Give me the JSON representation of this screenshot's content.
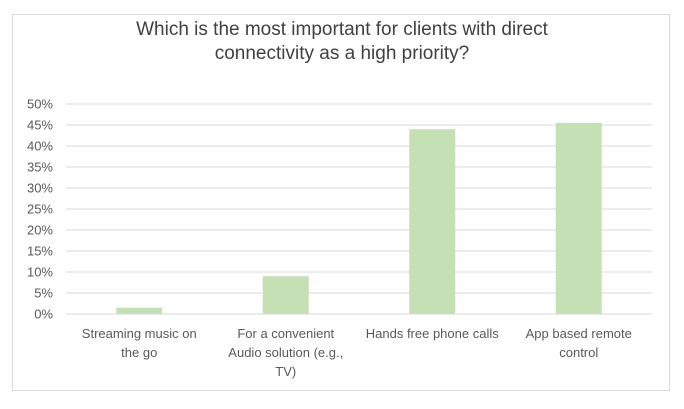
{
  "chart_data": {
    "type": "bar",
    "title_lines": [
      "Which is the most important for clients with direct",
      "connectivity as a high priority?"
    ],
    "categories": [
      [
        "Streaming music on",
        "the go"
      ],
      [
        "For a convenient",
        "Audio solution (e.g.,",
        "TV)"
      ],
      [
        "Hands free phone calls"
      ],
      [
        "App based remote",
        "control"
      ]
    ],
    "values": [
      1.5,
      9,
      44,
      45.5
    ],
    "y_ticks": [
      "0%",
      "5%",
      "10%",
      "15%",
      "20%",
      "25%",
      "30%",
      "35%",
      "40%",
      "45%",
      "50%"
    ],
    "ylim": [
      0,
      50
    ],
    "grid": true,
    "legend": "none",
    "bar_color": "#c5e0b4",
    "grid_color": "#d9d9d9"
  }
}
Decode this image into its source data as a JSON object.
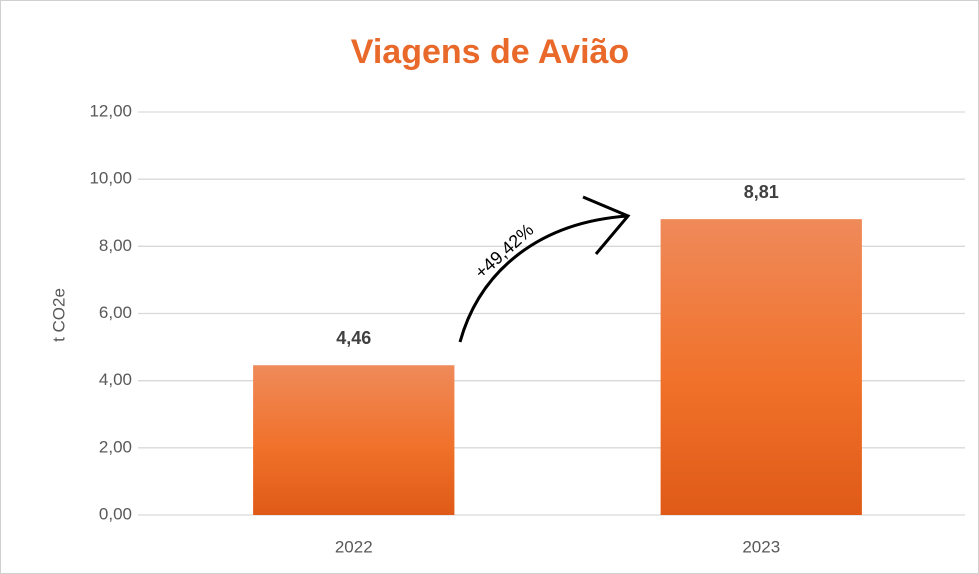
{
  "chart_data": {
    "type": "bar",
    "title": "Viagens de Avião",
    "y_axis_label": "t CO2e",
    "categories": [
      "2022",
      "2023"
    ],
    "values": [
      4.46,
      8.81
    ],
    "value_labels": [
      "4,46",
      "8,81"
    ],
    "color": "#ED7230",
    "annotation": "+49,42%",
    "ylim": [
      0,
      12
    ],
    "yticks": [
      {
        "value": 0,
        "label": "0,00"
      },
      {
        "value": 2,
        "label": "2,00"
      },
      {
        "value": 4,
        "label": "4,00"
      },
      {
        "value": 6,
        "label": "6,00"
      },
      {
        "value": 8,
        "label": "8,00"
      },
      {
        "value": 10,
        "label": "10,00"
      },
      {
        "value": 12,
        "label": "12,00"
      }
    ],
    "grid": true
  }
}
============================================================
Description of the task :: Reproduce the material above verbatim; omit every picture.

Result ::
Give me the JSON representation of this screenshot's content.
{
  "chart_data": {
    "type": "bar",
    "title_lines": [
      "Which is the most important for clients with direct",
      "connectivity as a high priority?"
    ],
    "categories": [
      [
        "Streaming music on",
        "the go"
      ],
      [
        "For a convenient",
        "Audio solution (e.g.,",
        "TV)"
      ],
      [
        "Hands free phone calls"
      ],
      [
        "App based remote",
        "control"
      ]
    ],
    "values": [
      1.5,
      9,
      44,
      45.5
    ],
    "y_ticks": [
      "0%",
      "5%",
      "10%",
      "15%",
      "20%",
      "25%",
      "30%",
      "35%",
      "40%",
      "45%",
      "50%"
    ],
    "ylim": [
      0,
      50
    ],
    "grid": true,
    "legend": "none",
    "bar_color": "#c5e0b4",
    "grid_color": "#d9d9d9"
  }
}
Decode this image into its source data as a JSON object.
{
  "chart_data": {
    "type": "bar",
    "title": "Viagens de Avião",
    "y_axis_label": "t CO2e",
    "categories": [
      "2022",
      "2023"
    ],
    "values": [
      4.46,
      8.81
    ],
    "value_labels": [
      "4,46",
      "8,81"
    ],
    "color": "#ED7230",
    "annotation": "+49,42%",
    "ylim": [
      0,
      12
    ],
    "yticks": [
      {
        "value": 0,
        "label": "0,00"
      },
      {
        "value": 2,
        "label": "2,00"
      },
      {
        "value": 4,
        "label": "4,00"
      },
      {
        "value": 6,
        "label": "6,00"
      },
      {
        "value": 8,
        "label": "8,00"
      },
      {
        "value": 10,
        "label": "10,00"
      },
      {
        "value": 12,
        "label": "12,00"
      }
    ],
    "grid": true
  }
}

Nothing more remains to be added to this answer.